TASK REQUIREMENTS
Copy out each line exactly; pictures stay out of the copy.

*** SOURCE DATA ***

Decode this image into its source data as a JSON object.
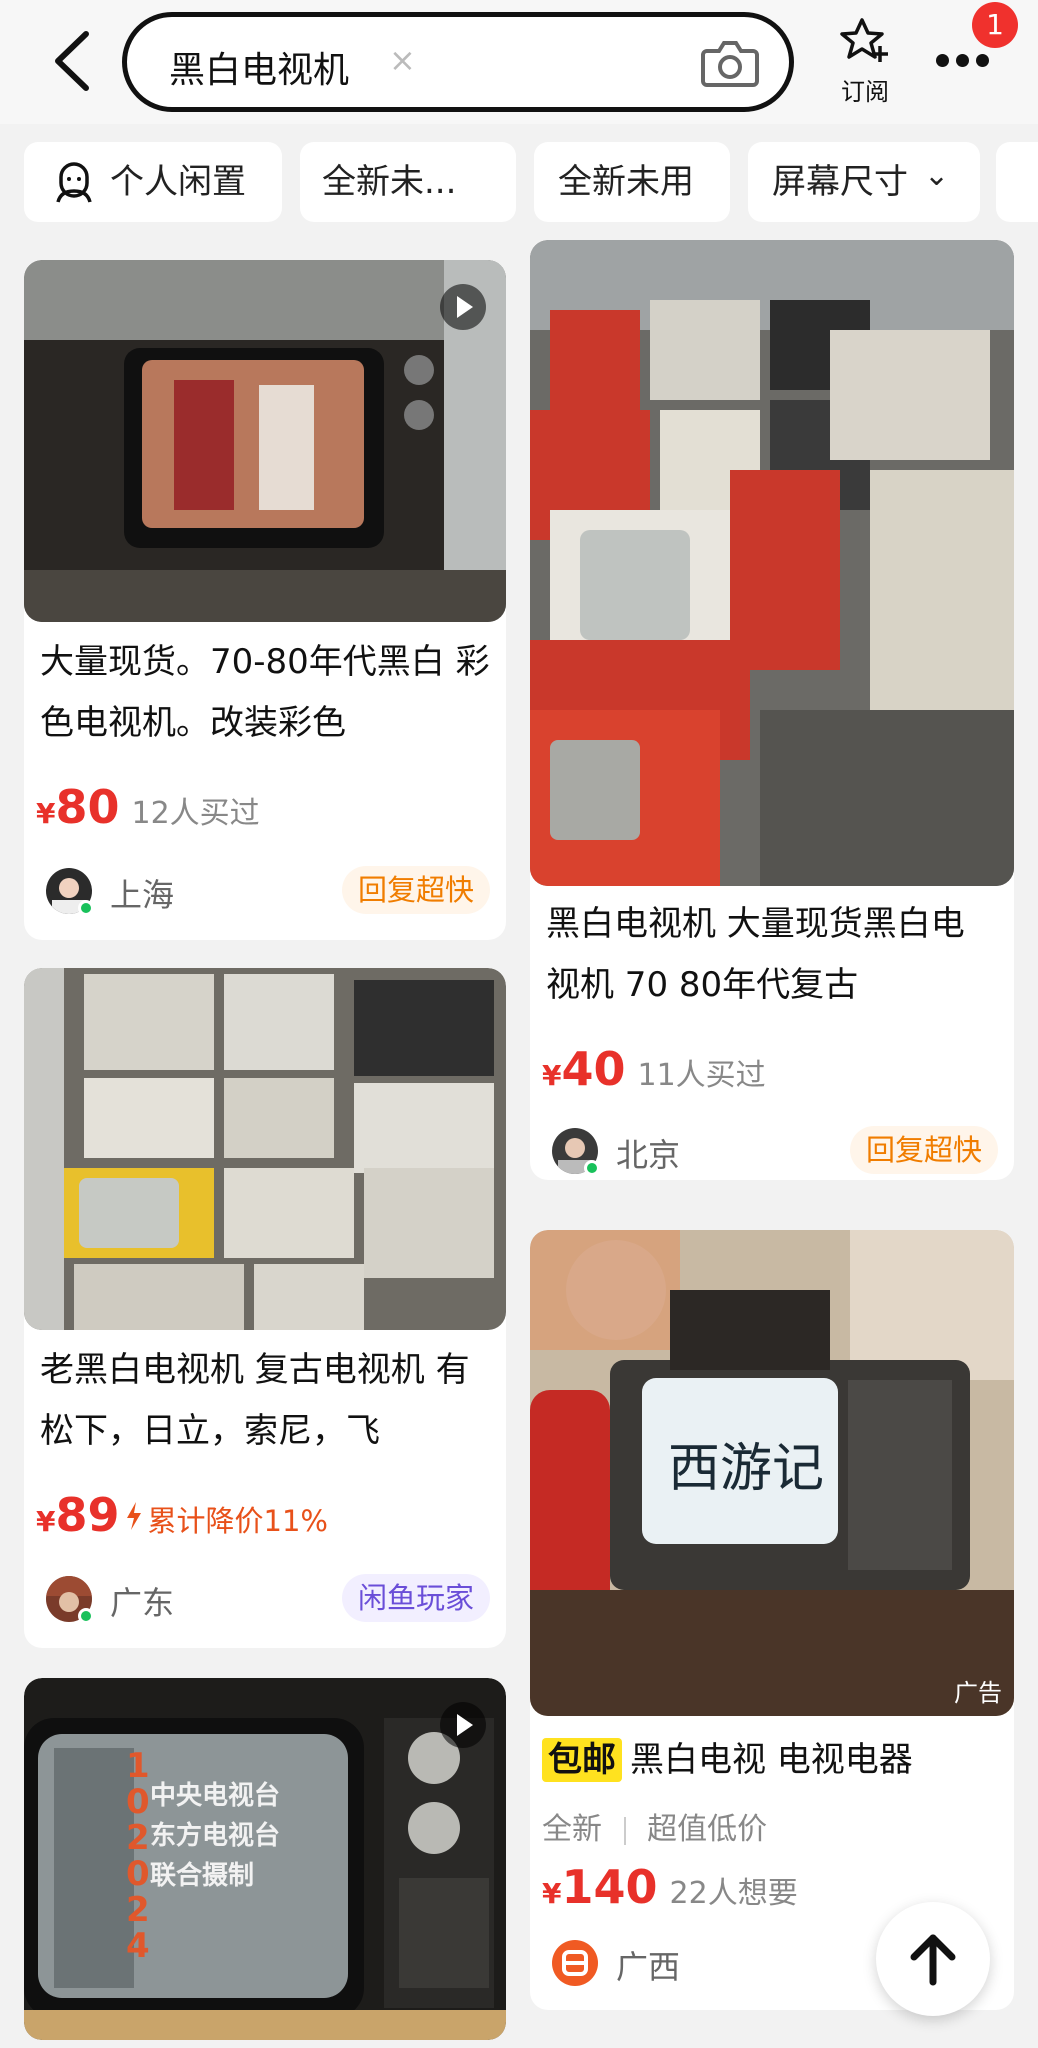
{
  "header": {
    "search_query": "黑白电视机",
    "clear_glyph": "×",
    "subscribe_label": "订阅",
    "badge_count": "1",
    "icons": [
      "back-arrow-icon",
      "camera-icon",
      "star-plus-icon",
      "more-dots-icon"
    ]
  },
  "filters": [
    {
      "label": "个人闲置",
      "icon": "person-icon"
    },
    {
      "label": "全新未..."
    },
    {
      "label": "全新未用"
    },
    {
      "label": "屏幕尺寸",
      "caret": "⌄"
    }
  ],
  "items": [
    {
      "title": "大量现货。70-80年代黑白 彩色电视机。改装彩色",
      "currency": "¥",
      "price": "80",
      "meta": "12人买过",
      "city": "上海",
      "tag": "回复超快",
      "has_video": true
    },
    {
      "title": "黑白电视机  大量现货黑白电视机  70  80年代复古",
      "currency": "¥",
      "price": "40",
      "meta": "11人买过",
      "city": "北京",
      "tag": "回复超快"
    },
    {
      "title": "老黑白电视机 复古电视机 有松下，日立，索尼，飞",
      "currency": "¥",
      "price": "89",
      "drop_icon": "lightning-icon",
      "drop_text": "累计降价11%",
      "city": "广东",
      "tag": "闲鱼玩家"
    },
    {
      "badge": "包邮",
      "title": "黑白电视 电视电器",
      "condition": "全新",
      "condition_note": "超值低价",
      "currency": "¥",
      "price": "140",
      "meta": "22人想要",
      "city": "广西",
      "ad_label": "广告",
      "screen_text": "西游记"
    },
    {
      "screen_lines": [
        "中央电视台",
        "东方电视台",
        "联合摄制"
      ],
      "overlay_text": "10 2024",
      "has_video": true
    }
  ],
  "colors": {
    "price_red": "#e8312a",
    "tag_orange": "#f07d00",
    "tag_purple": "#6a4ed8",
    "badge_yellow": "#ffe21f",
    "online_green": "#19c15b"
  }
}
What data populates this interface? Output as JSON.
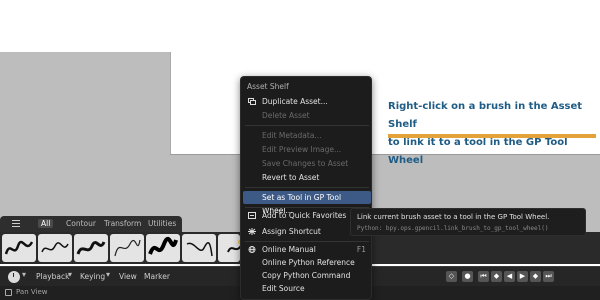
{
  "annotation": {
    "line1": "Right-click on a brush in the Asset Shelf",
    "line2": "to link it to a tool in the GP Tool Wheel",
    "bar_color": "#e3a33a",
    "text_color": "#1f5c85"
  },
  "shelf": {
    "tabs": [
      "All",
      "Contour",
      "Transform",
      "Utilities"
    ],
    "active_tab": "All",
    "menu_icon": "hamburger-icon"
  },
  "context_menu": {
    "title": "Asset Shelf",
    "items": [
      {
        "label": "Duplicate Asset...",
        "icon": "duplicate-icon",
        "enabled": true
      },
      {
        "label": "Delete Asset",
        "enabled": false
      },
      {
        "label": "Edit Metadata...",
        "enabled": false
      },
      {
        "label": "Edit Preview Image...",
        "enabled": false
      },
      {
        "label": "Save Changes to Asset",
        "enabled": false
      },
      {
        "label": "Revert to Asset",
        "enabled": true
      },
      {
        "label": "Set as Tool in GP Tool Wheel...",
        "enabled": true,
        "highlighted": true
      },
      {
        "label": "Add to Quick Favorites",
        "icon": "quick-favorites-icon",
        "enabled": true
      },
      {
        "label": "Assign Shortcut",
        "icon": "shortcut-icon",
        "enabled": true
      },
      {
        "label": "Online Manual",
        "icon": "globe-icon",
        "enabled": true,
        "shortcut": "F1"
      },
      {
        "label": "Online Python Reference",
        "enabled": true
      },
      {
        "label": "Copy Python Command",
        "enabled": true
      },
      {
        "label": "Edit Source",
        "enabled": true
      }
    ]
  },
  "tooltip": {
    "description": "Link current brush asset to a tool in the GP Tool Wheel.",
    "python": "Python: bpy.ops.gpencil.link_brush_to_gp_tool_wheel()"
  },
  "timeline": {
    "items": [
      "Playback",
      "Keying",
      "View",
      "Marker"
    ],
    "transport_icons": [
      "jump-start-icon",
      "keyframe-prev-icon",
      "play-reverse-icon",
      "play-icon",
      "keyframe-next-icon",
      "jump-end-icon"
    ]
  },
  "statusbar": {
    "text": "Pan View"
  }
}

***

FINISHED EXERCISE
Decode this image into its source data as a JSON object.
{
  "header": {
    "search_query": "黑白电视机",
    "clear_glyph": "×",
    "subscribe_label": "订阅",
    "badge_count": "1",
    "icons": [
      "back-arrow-icon",
      "camera-icon",
      "star-plus-icon",
      "more-dots-icon"
    ]
  },
  "filters": [
    {
      "label": "个人闲置",
      "icon": "person-icon"
    },
    {
      "label": "全新未..."
    },
    {
      "label": "全新未用"
    },
    {
      "label": "屏幕尺寸",
      "caret": "⌄"
    }
  ],
  "items": [
    {
      "title": "大量现货。70-80年代黑白 彩色电视机。改装彩色",
      "currency": "¥",
      "price": "80",
      "meta": "12人买过",
      "city": "上海",
      "tag": "回复超快",
      "has_video": true
    },
    {
      "title": "黑白电视机  大量现货黑白电视机  70  80年代复古",
      "currency": "¥",
      "price": "40",
      "meta": "11人买过",
      "city": "北京",
      "tag": "回复超快"
    },
    {
      "title": "老黑白电视机 复古电视机 有松下，日立，索尼，飞",
      "currency": "¥",
      "price": "89",
      "drop_icon": "lightning-icon",
      "drop_text": "累计降价11%",
      "city": "广东",
      "tag": "闲鱼玩家"
    },
    {
      "badge": "包邮",
      "title": "黑白电视 电视电器",
      "condition": "全新",
      "condition_note": "超值低价",
      "currency": "¥",
      "price": "140",
      "meta": "22人想要",
      "city": "广西",
      "ad_label": "广告",
      "screen_text": "西游记"
    },
    {
      "screen_lines": [
        "中央电视台",
        "东方电视台",
        "联合摄制"
      ],
      "overlay_text": "10 2024",
      "has_video": true
    }
  ],
  "colors": {
    "price_red": "#e8312a",
    "tag_orange": "#f07d00",
    "tag_purple": "#6a4ed8",
    "badge_yellow": "#ffe21f",
    "online_green": "#19c15b"
  }
}
What data populates this interface? Output as JSON.
{
  "annotation": {
    "line1": "Right-click on a brush in the Asset Shelf",
    "line2": "to link it to a tool in the GP Tool Wheel",
    "bar_color": "#e3a33a",
    "text_color": "#1f5c85"
  },
  "shelf": {
    "tabs": [
      "All",
      "Contour",
      "Transform",
      "Utilities"
    ],
    "active_tab": "All",
    "menu_icon": "hamburger-icon"
  },
  "context_menu": {
    "title": "Asset Shelf",
    "items": [
      {
        "label": "Duplicate Asset...",
        "icon": "duplicate-icon",
        "enabled": true
      },
      {
        "label": "Delete Asset",
        "enabled": false
      },
      {
        "label": "Edit Metadata...",
        "enabled": false
      },
      {
        "label": "Edit Preview Image...",
        "enabled": false
      },
      {
        "label": "Save Changes to Asset",
        "enabled": false
      },
      {
        "label": "Revert to Asset",
        "enabled": true
      },
      {
        "label": "Set as Tool in GP Tool Wheel...",
        "enabled": true,
        "highlighted": true
      },
      {
        "label": "Add to Quick Favorites",
        "icon": "quick-favorites-icon",
        "enabled": true
      },
      {
        "label": "Assign Shortcut",
        "icon": "shortcut-icon",
        "enabled": true
      },
      {
        "label": "Online Manual",
        "icon": "globe-icon",
        "enabled": true,
        "shortcut": "F1"
      },
      {
        "label": "Online Python Reference",
        "enabled": true
      },
      {
        "label": "Copy Python Command",
        "enabled": true
      },
      {
        "label": "Edit Source",
        "enabled": true
      }
    ]
  },
  "tooltip": {
    "description": "Link current brush asset to a tool in the GP Tool Wheel.",
    "python": "Python: bpy.ops.gpencil.link_brush_to_gp_tool_wheel()"
  },
  "timeline": {
    "items": [
      "Playback",
      "Keying",
      "View",
      "Marker"
    ],
    "transport_icons": [
      "jump-start-icon",
      "keyframe-prev-icon",
      "play-reverse-icon",
      "play-icon",
      "keyframe-next-icon",
      "jump-end-icon"
    ]
  },
  "statusbar": {
    "text": "Pan View"
  }
}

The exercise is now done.